TASK DETAILS
Find every line with the word "this" and give their count, nothing else.

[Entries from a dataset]
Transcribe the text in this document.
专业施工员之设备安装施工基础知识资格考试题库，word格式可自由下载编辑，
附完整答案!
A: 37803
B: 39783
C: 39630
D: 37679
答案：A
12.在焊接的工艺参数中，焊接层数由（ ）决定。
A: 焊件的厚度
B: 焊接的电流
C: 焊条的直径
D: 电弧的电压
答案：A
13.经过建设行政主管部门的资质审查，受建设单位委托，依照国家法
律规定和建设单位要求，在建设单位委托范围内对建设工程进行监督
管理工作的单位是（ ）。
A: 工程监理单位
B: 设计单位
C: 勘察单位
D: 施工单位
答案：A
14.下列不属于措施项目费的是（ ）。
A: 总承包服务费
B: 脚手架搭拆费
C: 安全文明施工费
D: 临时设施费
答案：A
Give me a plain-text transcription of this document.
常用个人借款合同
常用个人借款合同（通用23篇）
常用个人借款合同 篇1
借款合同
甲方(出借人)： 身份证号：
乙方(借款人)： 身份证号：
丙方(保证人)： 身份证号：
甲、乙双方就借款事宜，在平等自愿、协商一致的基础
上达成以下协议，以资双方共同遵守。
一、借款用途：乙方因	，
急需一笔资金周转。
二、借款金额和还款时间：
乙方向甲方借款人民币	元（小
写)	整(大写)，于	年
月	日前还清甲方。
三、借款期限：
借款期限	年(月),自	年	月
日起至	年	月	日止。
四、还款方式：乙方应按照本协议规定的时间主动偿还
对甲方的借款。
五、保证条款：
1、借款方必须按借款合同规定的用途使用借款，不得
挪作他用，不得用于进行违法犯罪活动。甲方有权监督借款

EXERCISE SOLUTION
2